__Data shown__.
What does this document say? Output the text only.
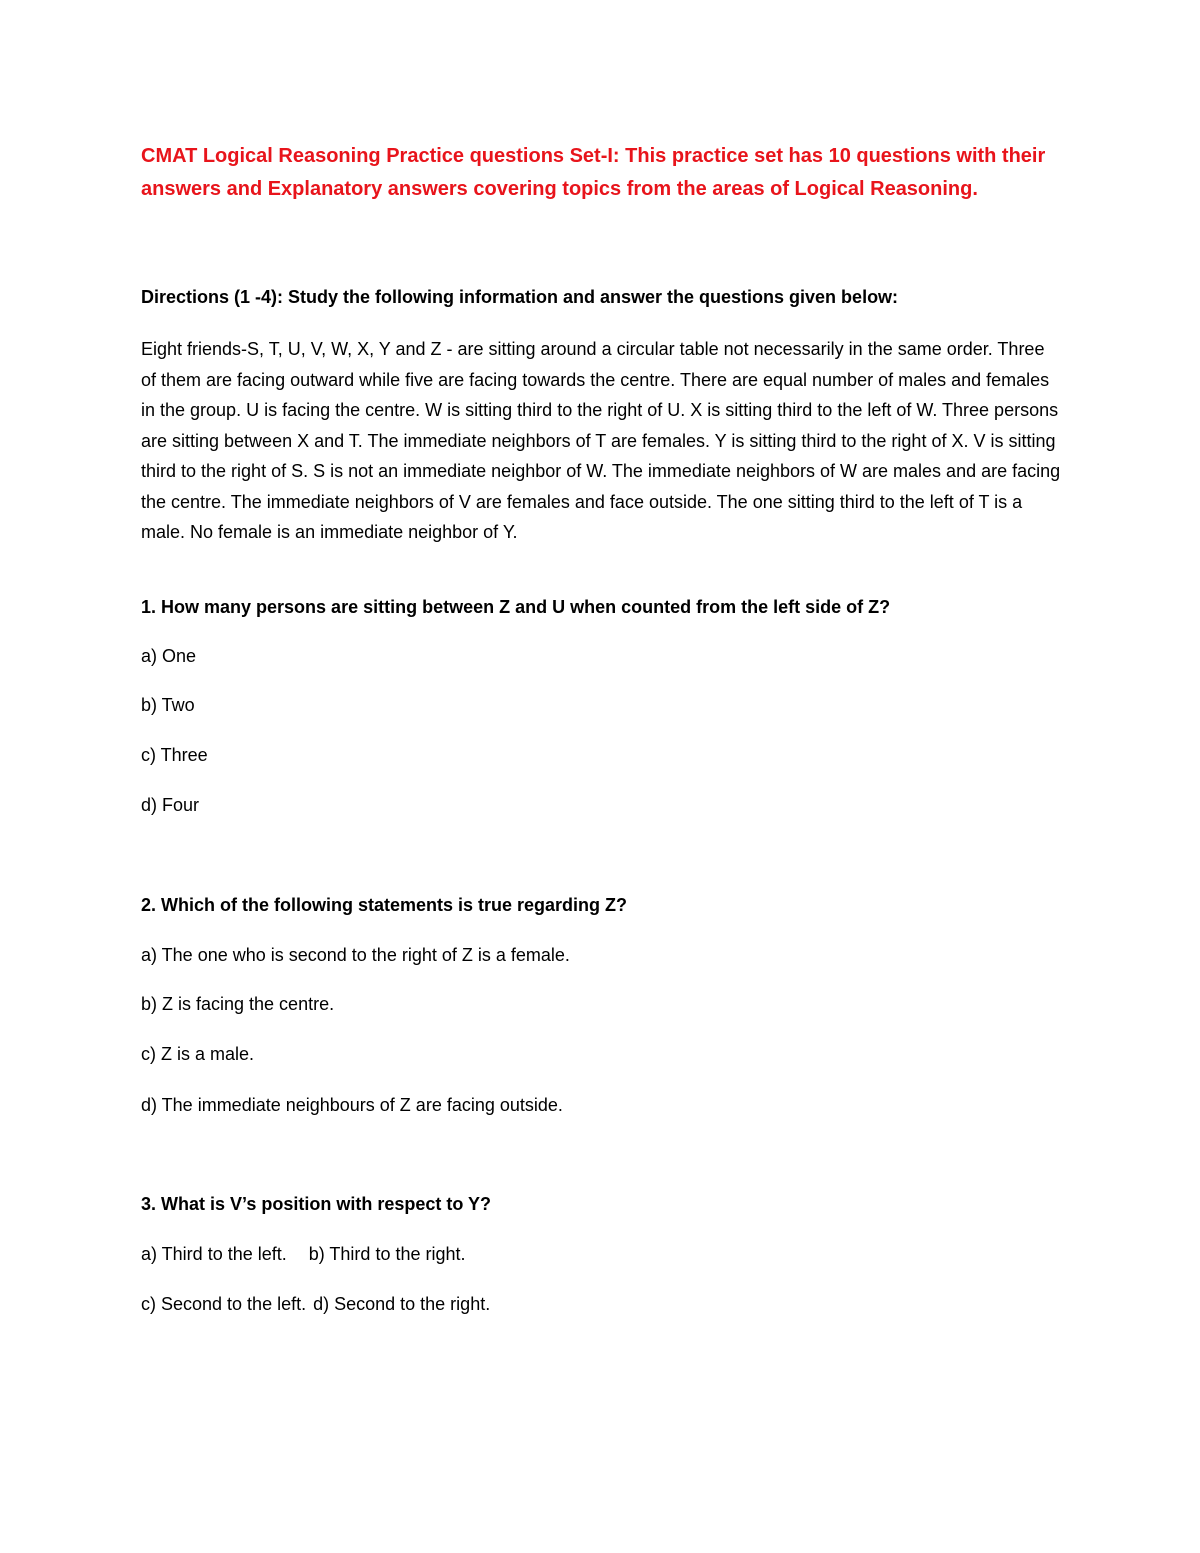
CMAT Logical Reasoning Practice questions Set-I: This practice set has 10 questions with their answers and Explanatory answers covering topics from the areas of Logical Reasoning.

Directions (1 -4): Study the following information and answer the questions given below:
Eight friends-S, T, U, V, W, X, Y and Z - are sitting around a circular table not necessarily in the same order. Three of them are facing outward while five are facing towards the centre. There are equal number of males and females in the group. U is facing the centre. W is sitting third to the right of U. X is sitting third to the left of W. Three persons are sitting between X and T. The immediate neighbors of T are females. Y is sitting third to the right of X. V is sitting third to the right of S. S is not an immediate neighbor of W. The immediate neighbors of W are males and are facing the centre. The immediate neighbors of V are females and face outside. The one sitting third to the left of T is a male. No female is an immediate neighbor of Y.
1. How many persons are sitting between Z and U when counted from the left side of Z?
a) One
b) Two
c) Three
d) Four
2. Which of the following statements is true regarding Z?
a) The one who is second to the right of Z is a female.
b) Z is facing the centre.
c) Z is a male.
d) The immediate neighbours of Z are facing outside.
3. What is V’s position with respect to Y?
a) Third to the left. b) Third to the right.
c) Second to the left. d) Second to the right.
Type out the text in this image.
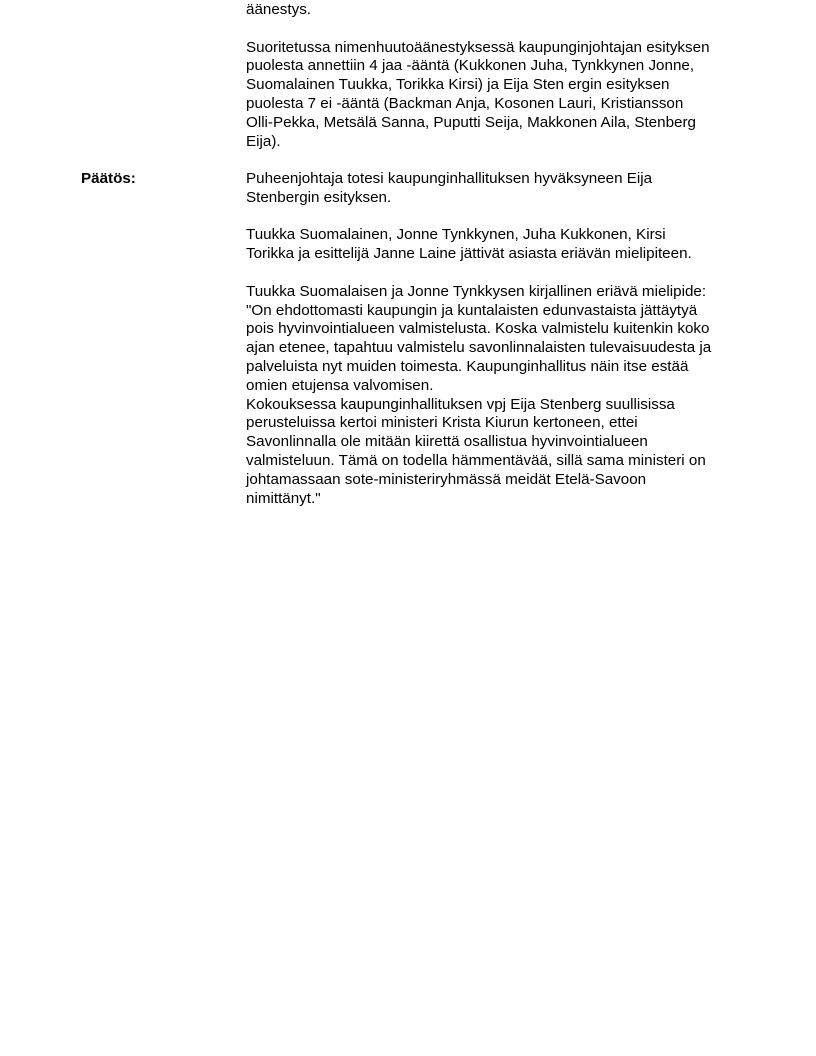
äänestys.

Suoritetussa nimenhuutoäänestyksessä kaupunginjohtajan esityksen
puolesta annettiin 4 jaa -ääntä (Kukkonen Juha, Tynkkynen Jonne,
Suomalainen Tuukka, Torikka Kirsi) ja Eija Sten ergin esityksen
puolesta 7 ei -ääntä (Backman Anja, Kosonen Lauri, Kristiansson
Olli-Pekka, Metsälä Sanna, Puputti Seija, Makkonen Aila, Stenberg
Eija).

Päätös:	Puheenjohtaja totesi kaupunginhallituksen hyväksyneen Eija
Stenbergin esityksen.

Tuukka Suomalainen, Jonne Tynkkynen, Juha Kukkonen, Kirsi
Torikka ja esittelijä Janne Laine jättivät asiasta eriävän mielipiteen.

Tuukka Suomalaisen ja Jonne Tynkkysen kirjallinen eriävä mielipide:
"On ehdottomasti kaupungin ja kuntalaisten edunvastaista jättäytyä
pois hyvinvointialueen valmistelusta. Koska valmistelu kuitenkin koko
ajan etenee, tapahtuu valmistelu savonlinnalaisten tulevaisuudesta ja
palveluista nyt muiden toimesta. Kaupunginhallitus näin itse estää
omien etujensa valvomisen.
Kokouksessa kaupunginhallituksen vpj Eija Stenberg suullisissa
perusteluissa kertoi ministeri Krista Kiurun kertoneen, ettei
Savonlinnalla ole mitään kiirettä osallistua hyvinvointialueen
valmisteluun. Tämä on todella hämmentävää, sillä sama ministeri on
johtamassaan sote-ministeriryhmässä meidät Etelä-Savoon
nimittänyt."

__Exercise prompt__. Scan the entries above for the word "following" and collect each line holding it.

__The completed task__.
Directions (1 -4): Study the following information and answer the questions given below:
2. Which of the following statements is true regarding Z?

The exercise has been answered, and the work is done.